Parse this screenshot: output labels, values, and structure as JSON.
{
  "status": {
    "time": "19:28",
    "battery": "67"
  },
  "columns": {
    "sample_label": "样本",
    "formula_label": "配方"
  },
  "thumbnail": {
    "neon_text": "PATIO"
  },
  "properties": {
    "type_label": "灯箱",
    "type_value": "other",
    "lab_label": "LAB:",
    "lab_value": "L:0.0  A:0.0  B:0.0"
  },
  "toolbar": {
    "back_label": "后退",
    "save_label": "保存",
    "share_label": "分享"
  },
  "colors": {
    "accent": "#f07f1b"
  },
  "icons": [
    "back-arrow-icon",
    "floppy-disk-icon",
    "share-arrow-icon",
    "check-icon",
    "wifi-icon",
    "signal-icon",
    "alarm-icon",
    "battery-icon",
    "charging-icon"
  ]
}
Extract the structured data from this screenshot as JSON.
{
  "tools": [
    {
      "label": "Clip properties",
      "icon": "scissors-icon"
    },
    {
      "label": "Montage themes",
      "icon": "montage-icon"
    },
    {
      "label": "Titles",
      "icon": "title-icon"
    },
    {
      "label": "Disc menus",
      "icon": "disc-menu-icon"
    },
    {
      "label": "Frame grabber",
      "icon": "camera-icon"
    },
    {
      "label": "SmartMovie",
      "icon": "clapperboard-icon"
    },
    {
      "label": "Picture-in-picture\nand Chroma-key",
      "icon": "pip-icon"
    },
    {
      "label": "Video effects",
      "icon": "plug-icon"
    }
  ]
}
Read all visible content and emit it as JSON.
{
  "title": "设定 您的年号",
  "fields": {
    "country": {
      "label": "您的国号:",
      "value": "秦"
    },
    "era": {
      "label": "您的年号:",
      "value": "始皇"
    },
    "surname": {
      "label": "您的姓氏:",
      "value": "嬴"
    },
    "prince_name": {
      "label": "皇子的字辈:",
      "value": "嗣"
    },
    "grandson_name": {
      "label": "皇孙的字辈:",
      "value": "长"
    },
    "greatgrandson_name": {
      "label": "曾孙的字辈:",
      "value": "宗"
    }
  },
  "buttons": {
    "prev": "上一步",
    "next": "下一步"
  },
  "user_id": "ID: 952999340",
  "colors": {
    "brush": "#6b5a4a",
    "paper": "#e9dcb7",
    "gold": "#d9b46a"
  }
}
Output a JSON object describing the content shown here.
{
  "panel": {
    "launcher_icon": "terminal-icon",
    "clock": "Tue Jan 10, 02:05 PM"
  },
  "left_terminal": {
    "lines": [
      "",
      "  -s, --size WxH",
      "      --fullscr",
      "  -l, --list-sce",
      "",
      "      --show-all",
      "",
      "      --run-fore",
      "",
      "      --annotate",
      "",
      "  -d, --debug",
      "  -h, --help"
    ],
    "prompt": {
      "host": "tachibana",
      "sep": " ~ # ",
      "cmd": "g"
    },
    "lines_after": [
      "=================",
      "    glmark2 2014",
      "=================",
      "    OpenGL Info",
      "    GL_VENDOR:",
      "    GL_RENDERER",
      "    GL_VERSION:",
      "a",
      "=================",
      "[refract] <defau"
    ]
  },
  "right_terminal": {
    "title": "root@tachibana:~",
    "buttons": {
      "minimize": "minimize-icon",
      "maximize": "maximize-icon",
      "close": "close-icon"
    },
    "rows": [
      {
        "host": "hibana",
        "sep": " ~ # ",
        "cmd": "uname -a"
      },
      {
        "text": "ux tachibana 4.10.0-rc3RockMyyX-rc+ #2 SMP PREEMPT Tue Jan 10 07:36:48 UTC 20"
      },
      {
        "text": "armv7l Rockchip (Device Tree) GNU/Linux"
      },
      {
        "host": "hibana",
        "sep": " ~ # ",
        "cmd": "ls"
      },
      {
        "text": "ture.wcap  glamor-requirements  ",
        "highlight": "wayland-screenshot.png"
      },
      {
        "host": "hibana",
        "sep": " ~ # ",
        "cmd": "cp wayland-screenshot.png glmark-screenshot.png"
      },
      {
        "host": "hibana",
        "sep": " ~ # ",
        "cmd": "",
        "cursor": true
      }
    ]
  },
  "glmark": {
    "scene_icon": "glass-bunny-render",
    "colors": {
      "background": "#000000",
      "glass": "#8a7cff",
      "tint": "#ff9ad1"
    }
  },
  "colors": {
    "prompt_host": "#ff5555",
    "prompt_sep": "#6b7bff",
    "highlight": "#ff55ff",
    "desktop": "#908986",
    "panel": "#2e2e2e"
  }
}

------------------------------

Given task >> Every line above should be written out again exactly as it stands.

Result below >>
Parse this screenshot: output labels, values, and structure as JSON.
{
  "status": {
    "time": "19:28",
    "battery": "67"
  },
  "columns": {
    "sample_label": "样本",
    "formula_label": "配方"
  },
  "thumbnail": {
    "neon_text": "PATIO"
  },
  "properties": {
    "type_label": "灯箱",
    "type_value": "other",
    "lab_label": "LAB:",
    "lab_value": "L:0.0  A:0.0  B:0.0"
  },
  "toolbar": {
    "back_label": "后退",
    "save_label": "保存",
    "share_label": "分享"
  },
  "colors": {
    "accent": "#f07f1b"
  },
  "icons": [
    "back-arrow-icon",
    "floppy-disk-icon",
    "share-arrow-icon",
    "check-icon",
    "wifi-icon",
    "signal-icon",
    "alarm-icon",
    "battery-icon",
    "charging-icon"
  ]
}
Extract the structured data from this screenshot as JSON.
{
  "tools": [
    {
      "label": "Clip properties",
      "icon": "scissors-icon"
    },
    {
      "label": "Montage themes",
      "icon": "montage-icon"
    },
    {
      "label": "Titles",
      "icon": "title-icon"
    },
    {
      "label": "Disc menus",
      "icon": "disc-menu-icon"
    },
    {
      "label": "Frame grabber",
      "icon": "camera-icon"
    },
    {
      "label": "SmartMovie",
      "icon": "clapperboard-icon"
    },
    {
      "label": "Picture-in-picture\nand Chroma-key",
      "icon": "pip-icon"
    },
    {
      "label": "Video effects",
      "icon": "plug-icon"
    }
  ]
}
Read all visible content and emit it as JSON.
{
  "title": "设定 您的年号",
  "fields": {
    "country": {
      "label": "您的国号:",
      "value": "秦"
    },
    "era": {
      "label": "您的年号:",
      "value": "始皇"
    },
    "surname": {
      "label": "您的姓氏:",
      "value": "嬴"
    },
    "prince_name": {
      "label": "皇子的字辈:",
      "value": "嗣"
    },
    "grandson_name": {
      "label": "皇孙的字辈:",
      "value": "长"
    },
    "greatgrandson_name": {
      "label": "曾孙的字辈:",
      "value": "宗"
    }
  },
  "buttons": {
    "prev": "上一步",
    "next": "下一步"
  },
  "user_id": "ID: 952999340",
  "colors": {
    "brush": "#6b5a4a",
    "paper": "#e9dcb7",
    "gold": "#d9b46a"
  }
}
Output a JSON object describing the content shown here.
{
  "panel": {
    "launcher_icon": "terminal-icon",
    "clock": "Tue Jan 10, 02:05 PM"
  },
  "left_terminal": {
    "lines": [
      "",
      "  -s, --size WxH",
      "      --fullscr",
      "  -l, --list-sce",
      "",
      "      --show-all",
      "",
      "      --run-fore",
      "",
      "      --annotate",
      "",
      "  -d, --debug",
      "  -h, --help"
    ],
    "prompt": {
      "host": "tachibana",
      "sep": " ~ # ",
      "cmd": "g"
    },
    "lines_after": [
      "=================",
      "    glmark2 2014",
      "=================",
      "    OpenGL Info",
      "    GL_VENDOR:",
      "    GL_RENDERER",
      "    GL_VERSION:",
      "a",
      "=================",
      "[refract] <defau"
    ]
  },
  "right_terminal": {
    "title": "root@tachibana:~",
    "buttons": {
      "minimize": "minimize-icon",
      "maximize": "maximize-icon",
      "close": "close-icon"
    },
    "rows": [
      {
        "host": "hibana",
        "sep": " ~ # ",
        "cmd": "uname -a"
      },
      {
        "text": "ux tachibana 4.10.0-rc3RockMyyX-rc+ #2 SMP PREEMPT Tue Jan 10 07:36:48 UTC 20"
      },
      {
        "text": "armv7l Rockchip (Device Tree) GNU/Linux"
      },
      {
        "host": "hibana",
        "sep": " ~ # ",
        "cmd": "ls"
      },
      {
        "text": "ture.wcap  glamor-requirements  ",
        "highlight": "wayland-screenshot.png"
      },
      {
        "host": "hibana",
        "sep": " ~ # ",
        "cmd": "cp wayland-screenshot.png glmark-screenshot.png"
      },
      {
        "host": "hibana",
        "sep": " ~ # ",
        "cmd": "",
        "cursor": true
      }
    ]
  },
  "glmark": {
    "scene_icon": "glass-bunny-render",
    "colors": {
      "background": "#000000",
      "glass": "#8a7cff",
      "tint": "#ff9ad1"
    }
  },
  "colors": {
    "prompt_host": "#ff5555",
    "prompt_sep": "#6b7bff",
    "highlight": "#ff55ff",
    "desktop": "#908986",
    "panel": "#2e2e2e"
  }
}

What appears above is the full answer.